Records
____________________
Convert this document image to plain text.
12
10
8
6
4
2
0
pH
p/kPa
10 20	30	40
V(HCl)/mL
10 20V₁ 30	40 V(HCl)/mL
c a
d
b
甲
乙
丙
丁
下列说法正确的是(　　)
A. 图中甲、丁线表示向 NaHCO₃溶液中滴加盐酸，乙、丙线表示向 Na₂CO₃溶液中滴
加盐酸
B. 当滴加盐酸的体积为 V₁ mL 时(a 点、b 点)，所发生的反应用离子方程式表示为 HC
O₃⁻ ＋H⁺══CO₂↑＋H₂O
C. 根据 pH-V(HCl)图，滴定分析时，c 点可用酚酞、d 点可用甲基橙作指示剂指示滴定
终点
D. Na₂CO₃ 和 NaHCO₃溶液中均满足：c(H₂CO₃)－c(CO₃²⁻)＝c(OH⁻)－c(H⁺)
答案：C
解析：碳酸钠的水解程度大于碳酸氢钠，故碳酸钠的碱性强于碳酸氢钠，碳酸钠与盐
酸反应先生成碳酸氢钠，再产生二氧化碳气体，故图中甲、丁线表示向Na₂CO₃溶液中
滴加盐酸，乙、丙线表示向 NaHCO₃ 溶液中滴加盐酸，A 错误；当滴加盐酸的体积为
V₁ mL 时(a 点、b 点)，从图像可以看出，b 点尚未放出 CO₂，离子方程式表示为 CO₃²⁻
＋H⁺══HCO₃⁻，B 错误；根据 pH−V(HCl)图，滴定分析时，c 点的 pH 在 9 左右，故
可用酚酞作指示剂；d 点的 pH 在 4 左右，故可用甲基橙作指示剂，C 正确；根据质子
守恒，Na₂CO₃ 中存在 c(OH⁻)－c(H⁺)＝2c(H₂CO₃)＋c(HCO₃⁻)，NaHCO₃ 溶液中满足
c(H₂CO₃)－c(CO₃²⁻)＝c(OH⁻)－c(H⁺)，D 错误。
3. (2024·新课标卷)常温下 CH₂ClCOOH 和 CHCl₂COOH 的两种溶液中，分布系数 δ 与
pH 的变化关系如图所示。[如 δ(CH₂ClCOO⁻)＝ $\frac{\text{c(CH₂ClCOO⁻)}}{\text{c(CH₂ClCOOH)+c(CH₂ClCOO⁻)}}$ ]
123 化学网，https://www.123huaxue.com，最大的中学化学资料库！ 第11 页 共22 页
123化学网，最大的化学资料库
____________________
◆ WHAT YOU ARE ASKED TO DO
Filter out every line that lacks the word "滴定分析时", and copy the rest.

◆ EXPECTED ANSWER
C. 根据 pH-V(HCl)图，滴定分析时，c 点可用酚酞、d 点可用甲基橙作指示剂指示滴定
＋H⁺══HCO₃⁻，B 错误；根据 pH−V(HCl)图，滴定分析时，c 点的 pH 在 9 左右，故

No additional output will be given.